Extract provided:

/---

Lisa commented on Monday's post, calling my volte-face "caprice." I like that. It sounds so much better than "fickle" or "flighty" or "fucking impossible to please, Hillary, make up your damn mind already."

Ahem.

There is a quote by Horace that resonates with me. "Romae rus optas, absentem rusticus urbem tollis ad astra levis" loosely translated as: In Rome you long for the country, in the country you laud the distant city to the stars.

I grew up in the suburbs and couldn't wait to move to the city. I lived in the city and craved the countryside. I lived in England and ached for Vancouver. I live in BC and I long for England. It's frustrating for those who have to put up with me, yes, but it is even more frustrating to be the one who feels this way. It's not about wanting more or never being satisfied. It's about wanting to feel settled. Wanting to feel like I am home.

\---

Exercise prompt: Return the post about restless longing for home, word for word and in full. The records are separate material, unrelated to the post.

Dataset excerpts:
/---

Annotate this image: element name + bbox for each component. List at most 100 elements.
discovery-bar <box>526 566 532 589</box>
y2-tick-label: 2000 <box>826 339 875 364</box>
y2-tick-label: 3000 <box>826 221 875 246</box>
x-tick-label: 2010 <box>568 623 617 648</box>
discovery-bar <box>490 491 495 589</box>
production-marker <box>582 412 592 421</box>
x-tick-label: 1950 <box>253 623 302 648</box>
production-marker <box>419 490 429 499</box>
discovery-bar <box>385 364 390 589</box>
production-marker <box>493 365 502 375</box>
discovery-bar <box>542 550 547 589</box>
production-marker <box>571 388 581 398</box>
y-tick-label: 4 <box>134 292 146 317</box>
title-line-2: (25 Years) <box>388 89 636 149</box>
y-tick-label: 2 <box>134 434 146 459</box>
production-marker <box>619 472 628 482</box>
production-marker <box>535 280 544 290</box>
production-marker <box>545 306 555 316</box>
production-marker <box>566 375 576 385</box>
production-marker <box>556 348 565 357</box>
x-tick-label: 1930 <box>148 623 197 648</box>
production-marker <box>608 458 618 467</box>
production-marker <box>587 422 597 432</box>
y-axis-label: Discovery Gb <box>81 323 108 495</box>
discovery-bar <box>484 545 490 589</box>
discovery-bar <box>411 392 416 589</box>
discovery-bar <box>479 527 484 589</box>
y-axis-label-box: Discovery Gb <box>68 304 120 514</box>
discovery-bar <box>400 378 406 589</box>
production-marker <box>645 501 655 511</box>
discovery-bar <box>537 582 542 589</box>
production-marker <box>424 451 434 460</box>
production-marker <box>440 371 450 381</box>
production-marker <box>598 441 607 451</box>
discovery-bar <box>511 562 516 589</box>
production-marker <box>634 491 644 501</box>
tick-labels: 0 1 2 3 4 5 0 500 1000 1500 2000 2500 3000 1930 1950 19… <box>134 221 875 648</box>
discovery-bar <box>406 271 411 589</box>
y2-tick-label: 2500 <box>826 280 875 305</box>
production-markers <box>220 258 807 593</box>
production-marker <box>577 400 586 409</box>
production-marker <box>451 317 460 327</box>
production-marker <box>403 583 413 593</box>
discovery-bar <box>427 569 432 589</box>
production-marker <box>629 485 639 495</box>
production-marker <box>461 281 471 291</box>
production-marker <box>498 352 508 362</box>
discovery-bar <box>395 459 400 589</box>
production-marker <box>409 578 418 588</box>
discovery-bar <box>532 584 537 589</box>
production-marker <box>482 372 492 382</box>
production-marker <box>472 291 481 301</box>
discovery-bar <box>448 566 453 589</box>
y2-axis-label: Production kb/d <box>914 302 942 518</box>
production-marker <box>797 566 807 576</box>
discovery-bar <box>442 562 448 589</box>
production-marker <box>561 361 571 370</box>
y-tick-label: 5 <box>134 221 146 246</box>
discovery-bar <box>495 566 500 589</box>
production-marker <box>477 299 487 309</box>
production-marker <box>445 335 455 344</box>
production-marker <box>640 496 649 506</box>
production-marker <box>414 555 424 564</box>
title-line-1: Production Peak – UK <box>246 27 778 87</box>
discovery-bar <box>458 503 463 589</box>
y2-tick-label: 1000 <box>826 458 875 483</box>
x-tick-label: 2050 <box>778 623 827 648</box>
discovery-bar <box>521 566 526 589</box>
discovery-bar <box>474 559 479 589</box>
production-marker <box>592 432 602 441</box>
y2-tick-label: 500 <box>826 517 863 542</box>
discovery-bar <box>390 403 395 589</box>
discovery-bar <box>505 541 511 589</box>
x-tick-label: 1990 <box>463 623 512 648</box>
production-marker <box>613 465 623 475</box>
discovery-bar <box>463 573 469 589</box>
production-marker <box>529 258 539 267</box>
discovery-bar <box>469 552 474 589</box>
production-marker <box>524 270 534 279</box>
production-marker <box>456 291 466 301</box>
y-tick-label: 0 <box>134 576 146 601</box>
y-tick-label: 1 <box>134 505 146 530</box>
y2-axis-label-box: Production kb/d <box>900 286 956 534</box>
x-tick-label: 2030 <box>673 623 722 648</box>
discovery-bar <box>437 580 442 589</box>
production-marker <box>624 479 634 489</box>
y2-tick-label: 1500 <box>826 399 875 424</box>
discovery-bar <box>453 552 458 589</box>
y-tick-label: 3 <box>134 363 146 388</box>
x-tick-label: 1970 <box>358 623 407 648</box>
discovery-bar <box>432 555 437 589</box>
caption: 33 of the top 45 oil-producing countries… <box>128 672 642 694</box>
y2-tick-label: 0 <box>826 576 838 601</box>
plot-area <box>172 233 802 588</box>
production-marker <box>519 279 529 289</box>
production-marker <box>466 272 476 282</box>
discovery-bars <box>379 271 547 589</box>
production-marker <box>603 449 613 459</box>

\---

Written answer:
Lisa commented on Monday's post, calling my volte-face "caprice." I like that. It sounds so much better than "fickle" or "flighty" or "fucking impossible to please, Hillary, make up your damn mind already."

Ahem.

There is a quote by Horace that resonates with me. "Romae rus optas, absentem rusticus urbem tollis ad astra levis" loosely translated as: In Rome you long for the country, in the country you laud the distant city to the stars.

I grew up in the suburbs and couldn't wait to move to the city. I lived in the city and craved the countryside. I lived in England and ached for Vancouver. I live in BC and I long for England. It's frustrating for those who have to put up with me, yes, but it is even more frustrating to be the one who feels this way. It's not about wanting more or never being satisfied. It's about wanting to feel settled. Wanting to feel like I am home.